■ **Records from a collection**
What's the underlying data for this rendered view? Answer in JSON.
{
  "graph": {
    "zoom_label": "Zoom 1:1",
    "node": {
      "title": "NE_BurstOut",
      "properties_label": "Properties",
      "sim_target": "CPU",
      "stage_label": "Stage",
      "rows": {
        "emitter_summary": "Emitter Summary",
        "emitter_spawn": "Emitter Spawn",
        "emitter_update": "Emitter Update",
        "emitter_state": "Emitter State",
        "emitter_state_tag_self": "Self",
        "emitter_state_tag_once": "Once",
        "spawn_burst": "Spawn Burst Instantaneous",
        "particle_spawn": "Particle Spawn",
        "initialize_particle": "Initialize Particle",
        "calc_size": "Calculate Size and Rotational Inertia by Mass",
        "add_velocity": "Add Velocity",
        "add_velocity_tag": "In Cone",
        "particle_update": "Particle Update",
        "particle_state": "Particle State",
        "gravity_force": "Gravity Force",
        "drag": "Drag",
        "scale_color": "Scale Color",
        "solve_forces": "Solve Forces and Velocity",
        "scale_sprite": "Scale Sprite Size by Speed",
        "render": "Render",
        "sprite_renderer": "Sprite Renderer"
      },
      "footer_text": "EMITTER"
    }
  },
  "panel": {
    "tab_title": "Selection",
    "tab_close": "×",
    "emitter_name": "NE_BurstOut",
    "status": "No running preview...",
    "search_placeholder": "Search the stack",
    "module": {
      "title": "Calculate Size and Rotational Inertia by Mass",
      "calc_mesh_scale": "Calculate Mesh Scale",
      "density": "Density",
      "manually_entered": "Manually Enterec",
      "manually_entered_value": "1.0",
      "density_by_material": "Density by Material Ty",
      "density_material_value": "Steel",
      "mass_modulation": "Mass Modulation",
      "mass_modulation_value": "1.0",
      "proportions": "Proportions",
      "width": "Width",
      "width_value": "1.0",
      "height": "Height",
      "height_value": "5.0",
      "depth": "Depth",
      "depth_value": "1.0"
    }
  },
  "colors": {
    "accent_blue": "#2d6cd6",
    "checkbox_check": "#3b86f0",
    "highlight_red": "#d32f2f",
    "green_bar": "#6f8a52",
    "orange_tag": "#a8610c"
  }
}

■ **What you should do**
Write out every record, exactly as written.

■ **Result of this task**
What's the underlying data for this rendered view? Answer in JSON.
{
  "graph": {
    "zoom_label": "Zoom 1:1",
    "node": {
      "title": "NE_BurstOut",
      "properties_label": "Properties",
      "sim_target": "CPU",
      "stage_label": "Stage",
      "rows": {
        "emitter_summary": "Emitter Summary",
        "emitter_spawn": "Emitter Spawn",
        "emitter_update": "Emitter Update",
        "emitter_state": "Emitter State",
        "emitter_state_tag_self": "Self",
        "emitter_state_tag_once": "Once",
        "spawn_burst": "Spawn Burst Instantaneous",
        "particle_spawn": "Particle Spawn",
        "initialize_particle": "Initialize Particle",
        "calc_size": "Calculate Size and Rotational Inertia by Mass",
        "add_velocity": "Add Velocity",
        "add_velocity_tag": "In Cone",
        "particle_update": "Particle Update",
        "particle_state": "Particle State",
        "gravity_force": "Gravity Force",
        "drag": "Drag",
        "scale_color": "Scale Color",
        "solve_forces": "Solve Forces and Velocity",
        "scale_sprite": "Scale Sprite Size by Speed",
        "render": "Render",
        "sprite_renderer": "Sprite Renderer"
      },
      "footer_text": "EMITTER"
    }
  },
  "panel": {
    "tab_title": "Selection",
    "tab_close": "×",
    "emitter_name": "NE_BurstOut",
    "status": "No running preview...",
    "search_placeholder": "Search the stack",
    "module": {
      "title": "Calculate Size and Rotational Inertia by Mass",
      "calc_mesh_scale": "Calculate Mesh Scale",
      "density": "Density",
      "manually_entered": "Manually Enterec",
      "manually_entered_value": "1.0",
      "density_by_material": "Density by Material Ty",
      "density_material_value": "Steel",
      "mass_modulation": "Mass Modulation",
      "mass_modulation_value": "1.0",
      "proportions": "Proportions",
      "width": "Width",
      "width_value": "1.0",
      "height": "Height",
      "height_value": "5.0",
      "depth": "Depth",
      "depth_value": "1.0"
    }
  },
  "colors": {
    "accent_blue": "#2d6cd6",
    "checkbox_check": "#3b86f0",
    "highlight_red": "#d32f2f",
    "green_bar": "#6f8a52",
    "orange_tag": "#a8610c"
  }
}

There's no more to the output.